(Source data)
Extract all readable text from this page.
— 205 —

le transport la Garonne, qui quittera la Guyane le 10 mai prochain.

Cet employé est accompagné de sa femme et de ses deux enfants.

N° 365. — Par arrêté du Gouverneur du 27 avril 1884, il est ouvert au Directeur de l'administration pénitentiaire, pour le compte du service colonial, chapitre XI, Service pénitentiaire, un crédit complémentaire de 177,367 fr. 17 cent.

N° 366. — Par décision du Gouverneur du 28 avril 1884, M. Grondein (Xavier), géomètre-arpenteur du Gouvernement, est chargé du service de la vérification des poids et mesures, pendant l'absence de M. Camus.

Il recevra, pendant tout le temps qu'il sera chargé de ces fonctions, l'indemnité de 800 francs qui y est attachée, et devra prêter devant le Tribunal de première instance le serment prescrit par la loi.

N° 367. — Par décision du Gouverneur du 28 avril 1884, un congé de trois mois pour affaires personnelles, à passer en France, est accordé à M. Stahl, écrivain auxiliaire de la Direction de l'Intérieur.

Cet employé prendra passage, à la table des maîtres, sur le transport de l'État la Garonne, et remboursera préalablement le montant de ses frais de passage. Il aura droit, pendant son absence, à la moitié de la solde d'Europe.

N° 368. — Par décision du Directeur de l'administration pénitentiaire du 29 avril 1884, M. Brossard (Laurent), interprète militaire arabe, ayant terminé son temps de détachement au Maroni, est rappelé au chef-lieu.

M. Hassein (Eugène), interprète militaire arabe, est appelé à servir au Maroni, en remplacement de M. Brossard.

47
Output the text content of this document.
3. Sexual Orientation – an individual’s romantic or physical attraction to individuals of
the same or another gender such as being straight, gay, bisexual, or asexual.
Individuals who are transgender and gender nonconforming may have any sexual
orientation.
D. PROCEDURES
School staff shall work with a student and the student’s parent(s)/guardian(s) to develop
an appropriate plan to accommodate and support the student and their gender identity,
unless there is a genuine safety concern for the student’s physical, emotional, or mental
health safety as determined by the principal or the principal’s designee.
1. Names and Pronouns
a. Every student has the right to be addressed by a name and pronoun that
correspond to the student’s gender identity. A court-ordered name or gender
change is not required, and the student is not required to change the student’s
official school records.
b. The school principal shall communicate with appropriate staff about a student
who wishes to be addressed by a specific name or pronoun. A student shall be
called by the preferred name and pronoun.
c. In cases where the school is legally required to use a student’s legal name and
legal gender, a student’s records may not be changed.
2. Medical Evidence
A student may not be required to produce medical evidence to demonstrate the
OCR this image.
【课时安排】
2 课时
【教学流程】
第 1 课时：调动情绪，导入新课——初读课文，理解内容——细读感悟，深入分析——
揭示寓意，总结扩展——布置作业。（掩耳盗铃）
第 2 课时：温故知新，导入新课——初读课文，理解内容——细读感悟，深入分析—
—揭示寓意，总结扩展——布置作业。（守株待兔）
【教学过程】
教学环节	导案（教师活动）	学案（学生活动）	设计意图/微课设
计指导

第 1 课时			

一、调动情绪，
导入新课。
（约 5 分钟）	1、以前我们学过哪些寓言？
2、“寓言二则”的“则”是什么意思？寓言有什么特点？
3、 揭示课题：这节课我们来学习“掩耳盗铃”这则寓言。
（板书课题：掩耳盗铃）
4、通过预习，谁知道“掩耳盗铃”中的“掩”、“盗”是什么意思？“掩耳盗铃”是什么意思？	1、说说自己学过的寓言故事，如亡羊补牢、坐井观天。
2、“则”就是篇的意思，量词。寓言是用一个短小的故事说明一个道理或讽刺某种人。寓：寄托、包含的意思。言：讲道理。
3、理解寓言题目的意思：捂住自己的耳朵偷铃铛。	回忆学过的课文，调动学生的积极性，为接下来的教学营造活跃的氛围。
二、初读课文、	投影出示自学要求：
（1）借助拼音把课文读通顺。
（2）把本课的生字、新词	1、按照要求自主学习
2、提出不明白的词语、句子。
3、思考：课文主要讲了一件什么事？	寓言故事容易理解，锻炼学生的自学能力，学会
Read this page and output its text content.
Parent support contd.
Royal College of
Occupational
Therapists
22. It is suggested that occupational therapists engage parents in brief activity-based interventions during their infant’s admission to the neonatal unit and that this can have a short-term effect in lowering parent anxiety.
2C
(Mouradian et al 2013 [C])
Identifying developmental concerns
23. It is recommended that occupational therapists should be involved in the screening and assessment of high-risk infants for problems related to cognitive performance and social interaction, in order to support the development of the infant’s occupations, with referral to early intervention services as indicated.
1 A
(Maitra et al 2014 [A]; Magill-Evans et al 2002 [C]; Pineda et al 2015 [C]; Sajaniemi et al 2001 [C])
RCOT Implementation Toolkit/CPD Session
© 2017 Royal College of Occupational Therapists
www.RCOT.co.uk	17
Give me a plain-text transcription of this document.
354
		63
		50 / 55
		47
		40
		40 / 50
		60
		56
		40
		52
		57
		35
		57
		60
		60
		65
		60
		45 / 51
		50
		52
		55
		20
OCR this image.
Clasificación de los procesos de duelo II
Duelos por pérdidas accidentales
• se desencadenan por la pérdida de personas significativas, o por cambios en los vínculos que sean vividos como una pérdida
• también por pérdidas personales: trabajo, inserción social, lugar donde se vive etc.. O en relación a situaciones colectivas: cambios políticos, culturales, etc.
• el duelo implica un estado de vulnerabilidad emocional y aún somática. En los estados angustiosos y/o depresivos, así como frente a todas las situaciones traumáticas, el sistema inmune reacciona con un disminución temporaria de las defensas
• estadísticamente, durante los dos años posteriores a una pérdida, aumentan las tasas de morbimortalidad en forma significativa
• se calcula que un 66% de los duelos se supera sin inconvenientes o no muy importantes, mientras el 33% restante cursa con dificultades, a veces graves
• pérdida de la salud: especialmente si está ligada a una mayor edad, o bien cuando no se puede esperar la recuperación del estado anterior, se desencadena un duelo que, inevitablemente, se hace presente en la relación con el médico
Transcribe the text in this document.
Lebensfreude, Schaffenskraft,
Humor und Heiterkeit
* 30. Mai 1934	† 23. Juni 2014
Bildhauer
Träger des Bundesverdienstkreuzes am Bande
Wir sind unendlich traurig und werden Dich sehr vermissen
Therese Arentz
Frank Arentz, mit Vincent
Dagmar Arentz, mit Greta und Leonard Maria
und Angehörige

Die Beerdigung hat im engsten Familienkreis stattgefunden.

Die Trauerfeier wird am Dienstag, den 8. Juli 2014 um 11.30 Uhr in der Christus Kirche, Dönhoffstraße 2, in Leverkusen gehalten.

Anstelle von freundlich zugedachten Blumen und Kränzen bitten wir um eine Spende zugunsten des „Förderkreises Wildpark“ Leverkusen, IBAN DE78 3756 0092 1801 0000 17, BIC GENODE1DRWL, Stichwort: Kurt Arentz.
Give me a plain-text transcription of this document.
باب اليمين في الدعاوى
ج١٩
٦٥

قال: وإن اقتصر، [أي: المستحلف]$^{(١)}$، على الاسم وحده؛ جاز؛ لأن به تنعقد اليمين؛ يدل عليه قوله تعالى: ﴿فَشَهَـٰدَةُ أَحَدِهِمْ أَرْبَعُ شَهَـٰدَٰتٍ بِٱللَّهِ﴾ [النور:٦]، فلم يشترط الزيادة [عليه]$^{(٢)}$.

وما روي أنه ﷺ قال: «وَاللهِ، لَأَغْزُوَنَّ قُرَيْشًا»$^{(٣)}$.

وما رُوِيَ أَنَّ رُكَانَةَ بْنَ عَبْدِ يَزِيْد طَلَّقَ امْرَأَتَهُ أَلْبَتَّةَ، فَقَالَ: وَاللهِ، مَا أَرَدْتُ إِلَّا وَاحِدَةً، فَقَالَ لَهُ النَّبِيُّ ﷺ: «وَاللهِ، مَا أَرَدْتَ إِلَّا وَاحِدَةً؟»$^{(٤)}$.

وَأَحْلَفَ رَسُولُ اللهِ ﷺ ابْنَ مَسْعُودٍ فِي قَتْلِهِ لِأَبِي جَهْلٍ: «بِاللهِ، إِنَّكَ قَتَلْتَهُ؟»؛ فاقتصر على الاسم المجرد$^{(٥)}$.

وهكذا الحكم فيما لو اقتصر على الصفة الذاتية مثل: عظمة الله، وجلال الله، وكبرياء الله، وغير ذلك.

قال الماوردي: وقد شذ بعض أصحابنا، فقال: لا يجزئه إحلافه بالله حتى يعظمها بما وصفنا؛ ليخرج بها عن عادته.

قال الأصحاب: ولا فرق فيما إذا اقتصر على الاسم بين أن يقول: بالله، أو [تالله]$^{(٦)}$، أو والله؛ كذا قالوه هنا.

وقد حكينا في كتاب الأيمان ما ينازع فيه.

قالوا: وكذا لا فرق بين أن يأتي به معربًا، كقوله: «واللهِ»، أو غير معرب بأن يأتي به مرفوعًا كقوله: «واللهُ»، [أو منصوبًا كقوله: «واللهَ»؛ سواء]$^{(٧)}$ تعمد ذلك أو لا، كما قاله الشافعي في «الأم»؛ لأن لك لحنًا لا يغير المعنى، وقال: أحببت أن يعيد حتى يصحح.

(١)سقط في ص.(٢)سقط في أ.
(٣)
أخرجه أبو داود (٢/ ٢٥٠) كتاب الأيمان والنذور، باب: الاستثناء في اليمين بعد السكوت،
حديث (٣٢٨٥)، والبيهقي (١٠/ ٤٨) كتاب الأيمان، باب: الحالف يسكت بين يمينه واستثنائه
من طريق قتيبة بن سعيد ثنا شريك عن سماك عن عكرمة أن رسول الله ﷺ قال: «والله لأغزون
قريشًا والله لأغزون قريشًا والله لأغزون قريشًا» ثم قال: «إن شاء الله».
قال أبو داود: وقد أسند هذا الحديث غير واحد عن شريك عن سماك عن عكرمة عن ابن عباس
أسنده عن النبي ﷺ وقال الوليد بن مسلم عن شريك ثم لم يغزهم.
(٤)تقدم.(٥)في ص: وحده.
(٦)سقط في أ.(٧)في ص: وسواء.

Short problem:
From the entries above, copy every line that holds the word "pérdidas".

The answer:
Duelos por pérdidas accidentales
• también por pérdidas personales: trabajo, inserción social, lugar donde se vive etc.. O en relación a situaciones colectivas: cambios políticos, culturales, etc.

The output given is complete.